◆ PROBLEM DESCRIPTION: Where the string "icon" occurs in the material below, report the whole line.

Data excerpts
····················

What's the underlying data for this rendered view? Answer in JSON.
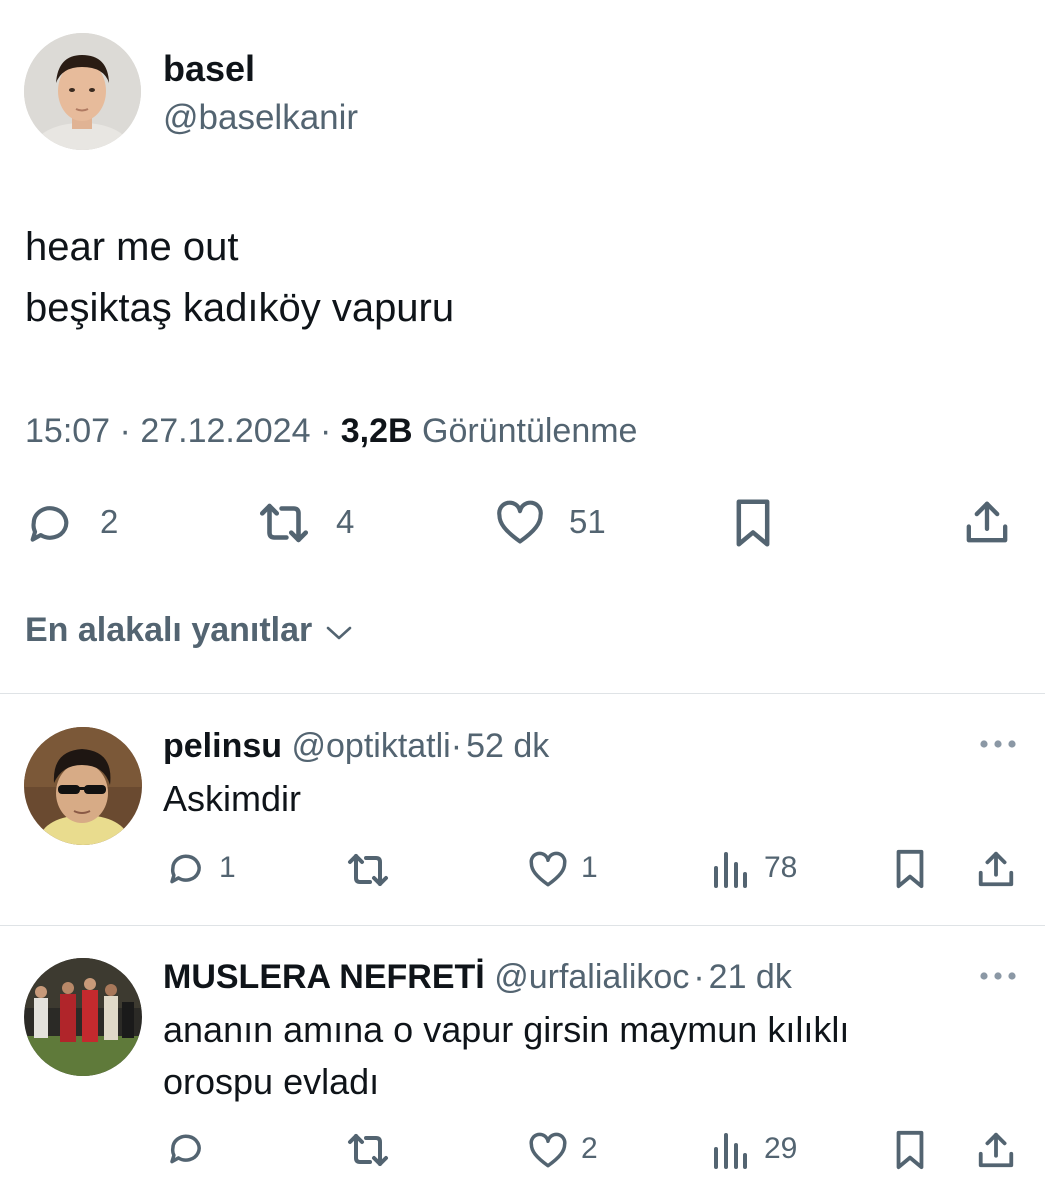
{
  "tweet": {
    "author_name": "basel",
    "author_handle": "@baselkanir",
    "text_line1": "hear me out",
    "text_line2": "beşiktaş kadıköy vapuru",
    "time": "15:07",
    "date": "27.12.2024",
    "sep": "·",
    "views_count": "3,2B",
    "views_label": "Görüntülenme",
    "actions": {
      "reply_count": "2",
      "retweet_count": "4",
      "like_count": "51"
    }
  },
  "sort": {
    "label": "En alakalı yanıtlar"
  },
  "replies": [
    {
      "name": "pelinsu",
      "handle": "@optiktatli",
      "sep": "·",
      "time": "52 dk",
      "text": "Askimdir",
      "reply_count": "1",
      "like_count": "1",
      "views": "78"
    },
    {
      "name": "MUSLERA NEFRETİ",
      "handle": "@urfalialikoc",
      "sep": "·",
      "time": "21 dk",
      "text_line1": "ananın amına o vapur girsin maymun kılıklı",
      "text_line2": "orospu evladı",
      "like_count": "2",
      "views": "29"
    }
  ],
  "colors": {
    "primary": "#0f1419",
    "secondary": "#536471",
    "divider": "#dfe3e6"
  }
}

····················

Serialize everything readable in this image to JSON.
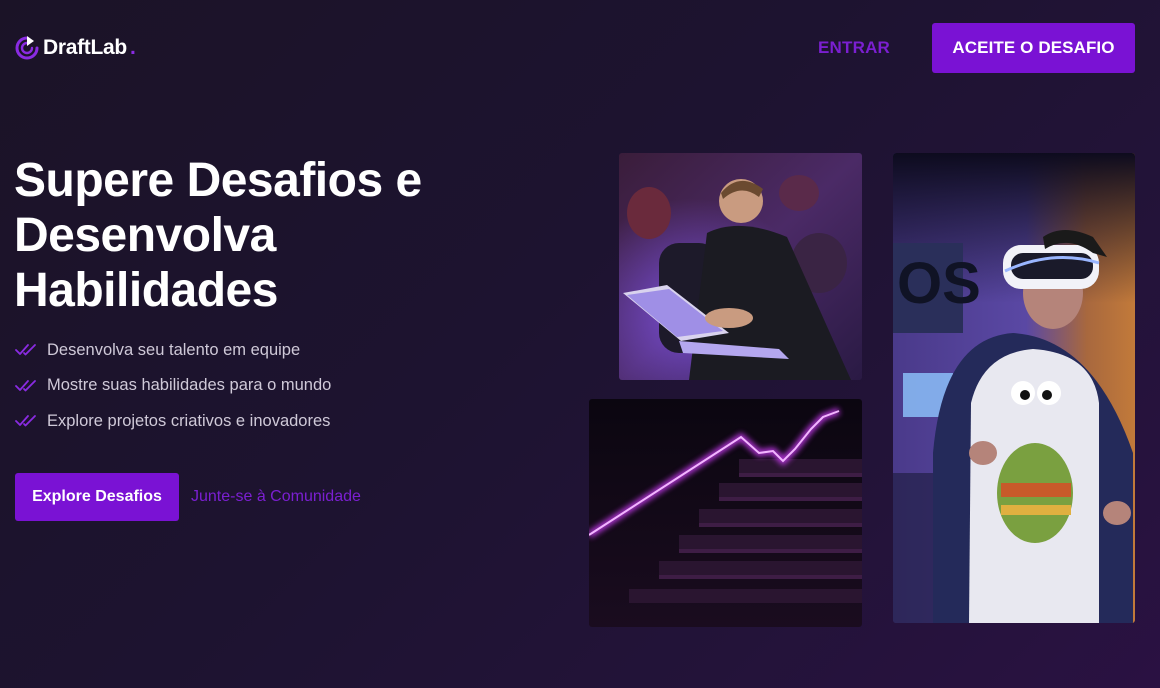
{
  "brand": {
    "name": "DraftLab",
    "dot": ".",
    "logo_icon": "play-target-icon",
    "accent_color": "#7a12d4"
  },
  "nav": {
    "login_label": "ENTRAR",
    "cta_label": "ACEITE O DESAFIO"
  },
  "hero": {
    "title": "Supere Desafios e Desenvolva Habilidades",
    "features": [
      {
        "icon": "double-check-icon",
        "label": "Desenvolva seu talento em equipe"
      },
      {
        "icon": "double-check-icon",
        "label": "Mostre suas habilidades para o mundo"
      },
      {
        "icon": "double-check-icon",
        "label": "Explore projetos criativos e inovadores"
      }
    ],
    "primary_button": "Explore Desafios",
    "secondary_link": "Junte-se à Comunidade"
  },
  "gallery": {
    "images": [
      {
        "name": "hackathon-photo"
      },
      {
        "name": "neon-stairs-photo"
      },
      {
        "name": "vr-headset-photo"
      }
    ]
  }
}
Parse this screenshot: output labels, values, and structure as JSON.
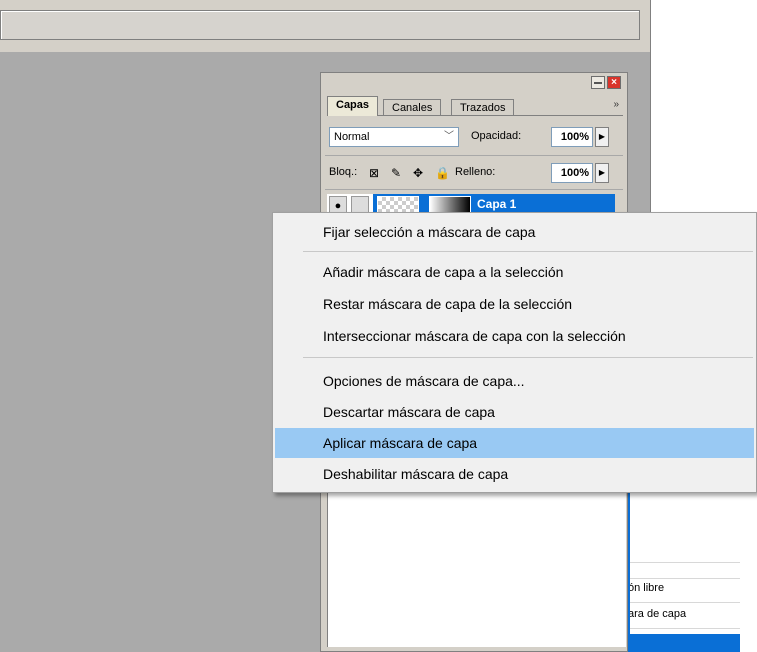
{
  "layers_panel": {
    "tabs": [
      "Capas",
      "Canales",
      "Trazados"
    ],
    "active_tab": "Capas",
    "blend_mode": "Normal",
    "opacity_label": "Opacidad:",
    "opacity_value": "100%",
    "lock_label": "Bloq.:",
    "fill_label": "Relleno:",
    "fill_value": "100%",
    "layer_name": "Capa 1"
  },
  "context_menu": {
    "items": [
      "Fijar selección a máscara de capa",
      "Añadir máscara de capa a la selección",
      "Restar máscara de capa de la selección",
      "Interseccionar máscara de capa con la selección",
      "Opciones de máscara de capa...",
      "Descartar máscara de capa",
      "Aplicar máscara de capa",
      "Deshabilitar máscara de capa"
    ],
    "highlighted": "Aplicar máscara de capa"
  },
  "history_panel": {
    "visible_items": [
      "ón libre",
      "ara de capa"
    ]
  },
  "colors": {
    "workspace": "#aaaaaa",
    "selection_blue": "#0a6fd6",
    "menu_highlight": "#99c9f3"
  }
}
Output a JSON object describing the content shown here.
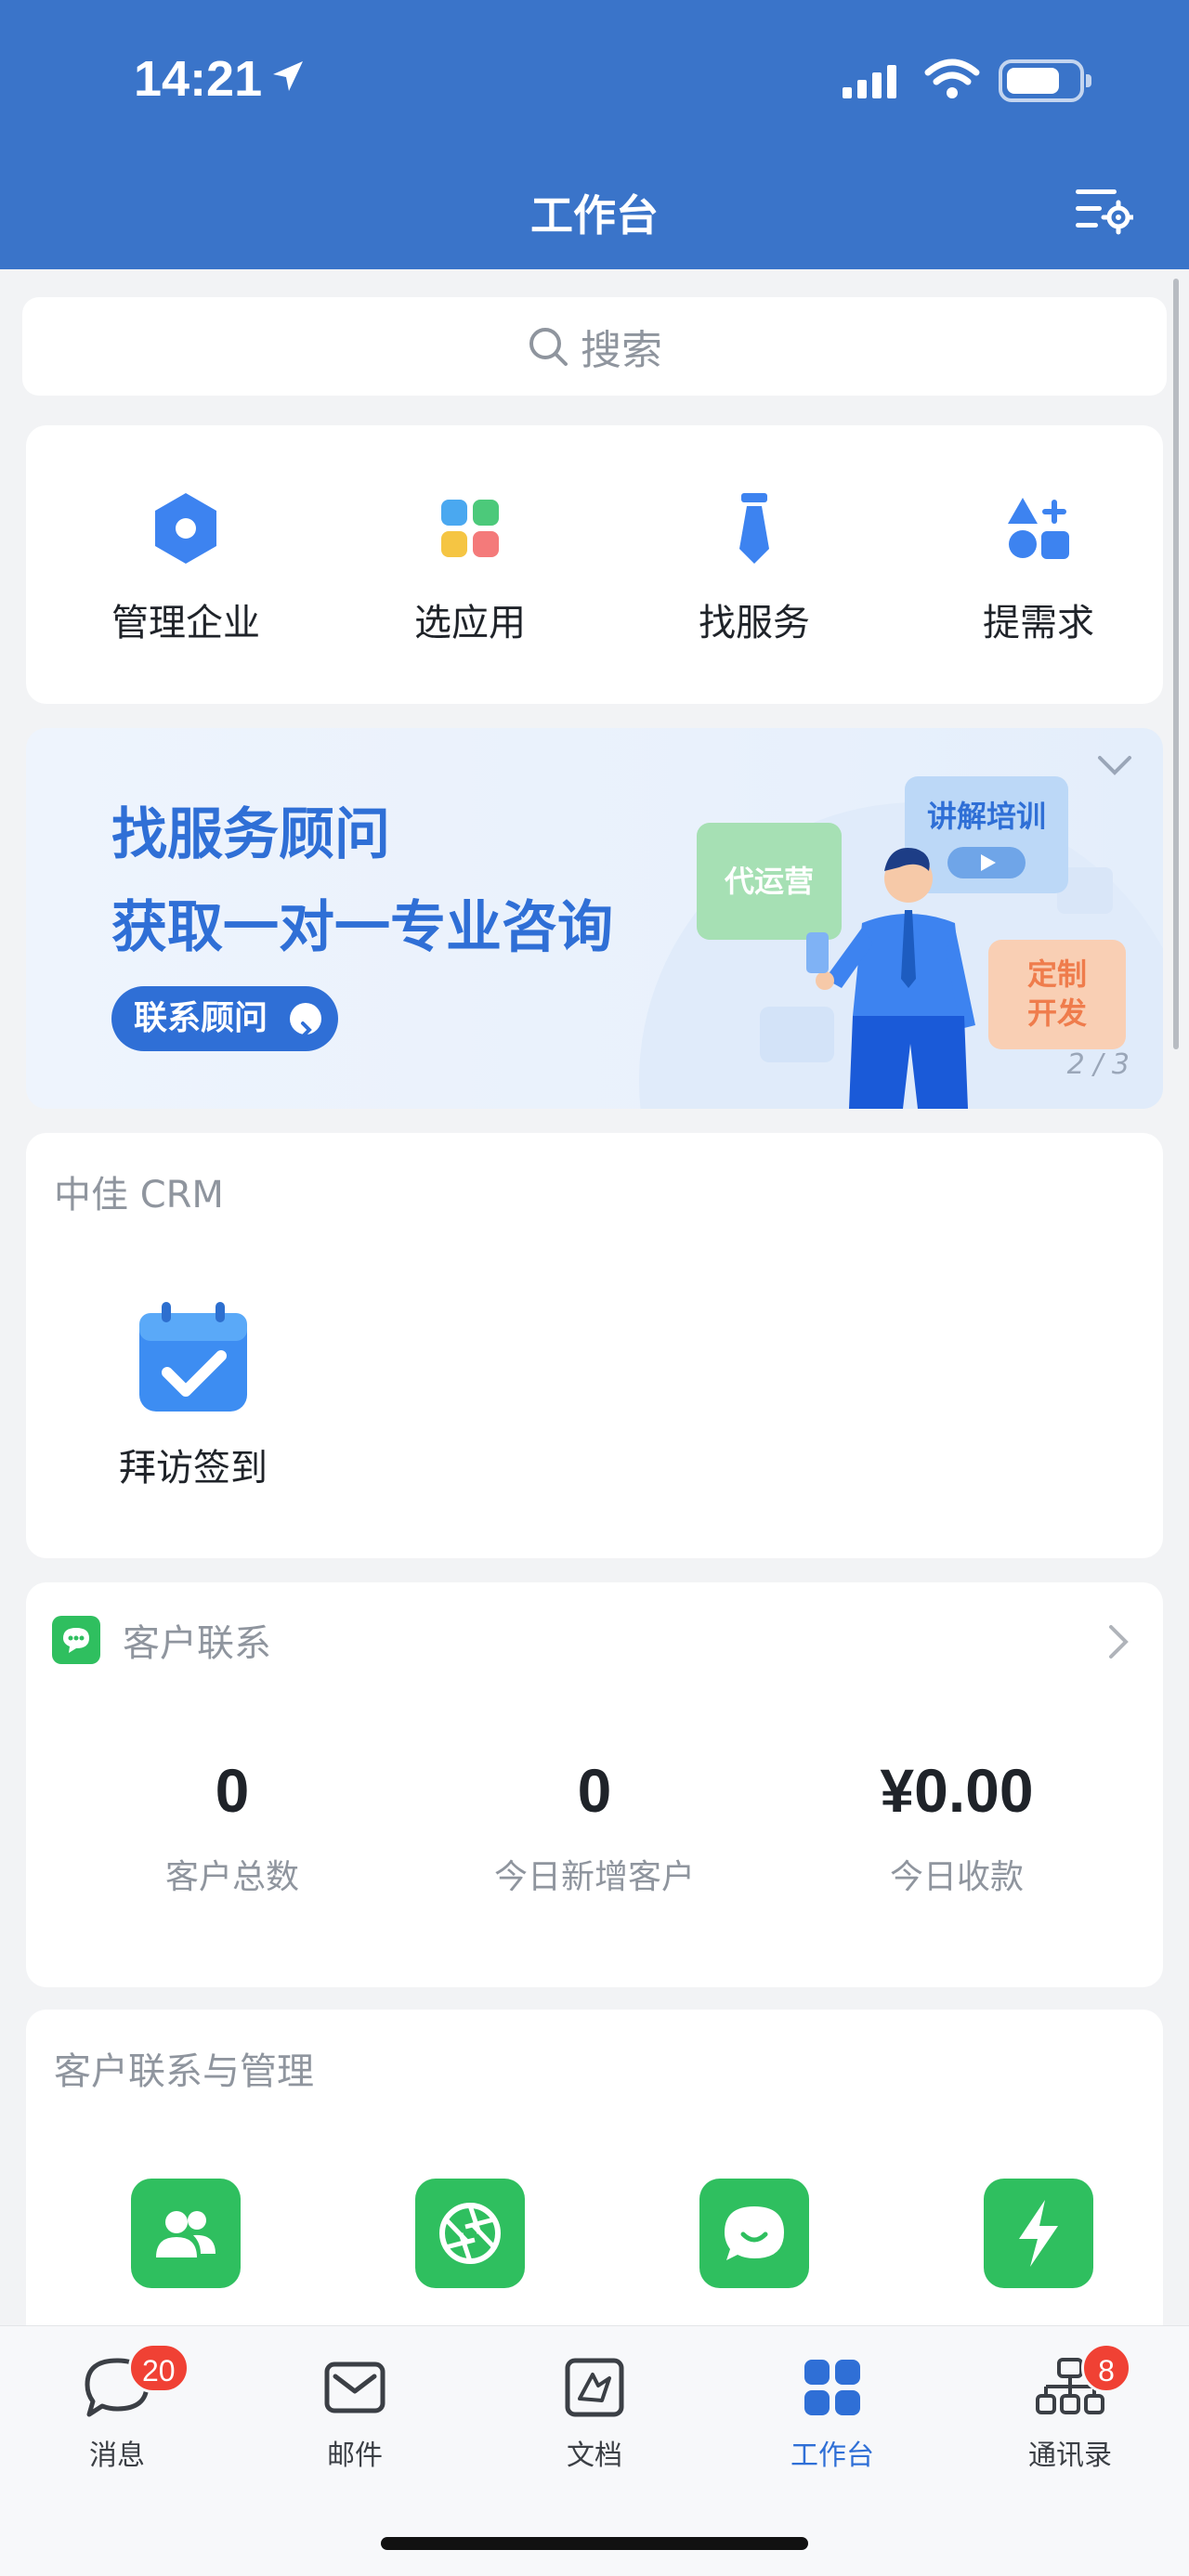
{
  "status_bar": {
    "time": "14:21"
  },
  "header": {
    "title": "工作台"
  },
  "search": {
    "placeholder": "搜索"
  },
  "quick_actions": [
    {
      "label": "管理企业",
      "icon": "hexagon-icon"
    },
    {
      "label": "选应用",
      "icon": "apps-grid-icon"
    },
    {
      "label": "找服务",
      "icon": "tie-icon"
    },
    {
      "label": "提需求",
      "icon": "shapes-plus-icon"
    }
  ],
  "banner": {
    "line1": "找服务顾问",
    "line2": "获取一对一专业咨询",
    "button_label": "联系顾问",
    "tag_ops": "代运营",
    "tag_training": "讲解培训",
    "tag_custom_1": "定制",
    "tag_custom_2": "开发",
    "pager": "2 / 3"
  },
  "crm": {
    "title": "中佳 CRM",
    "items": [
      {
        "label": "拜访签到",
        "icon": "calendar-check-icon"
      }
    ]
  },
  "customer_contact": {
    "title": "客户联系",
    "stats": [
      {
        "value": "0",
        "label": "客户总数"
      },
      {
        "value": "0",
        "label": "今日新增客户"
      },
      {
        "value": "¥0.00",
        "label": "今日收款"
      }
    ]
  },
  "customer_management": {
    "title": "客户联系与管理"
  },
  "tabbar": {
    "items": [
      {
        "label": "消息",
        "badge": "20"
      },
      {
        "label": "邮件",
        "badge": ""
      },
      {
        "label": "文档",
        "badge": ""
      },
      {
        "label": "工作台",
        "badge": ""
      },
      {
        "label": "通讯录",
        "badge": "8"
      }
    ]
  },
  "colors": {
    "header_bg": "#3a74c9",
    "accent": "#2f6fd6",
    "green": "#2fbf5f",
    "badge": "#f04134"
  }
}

····················

◆ RESPONSE TO THE EXERCISE:
    "logo_icon": "play-target-icon",
        "icon": "double-check-icon",
        "icon": "double-check-icon",
        "icon": "double-check-icon",
      "icon": "hexagon-icon"
      "icon": "apps-grid-icon"
      "icon": "tie-icon"
      "icon": "shapes-plus-icon"
        "icon": "calendar-check-icon"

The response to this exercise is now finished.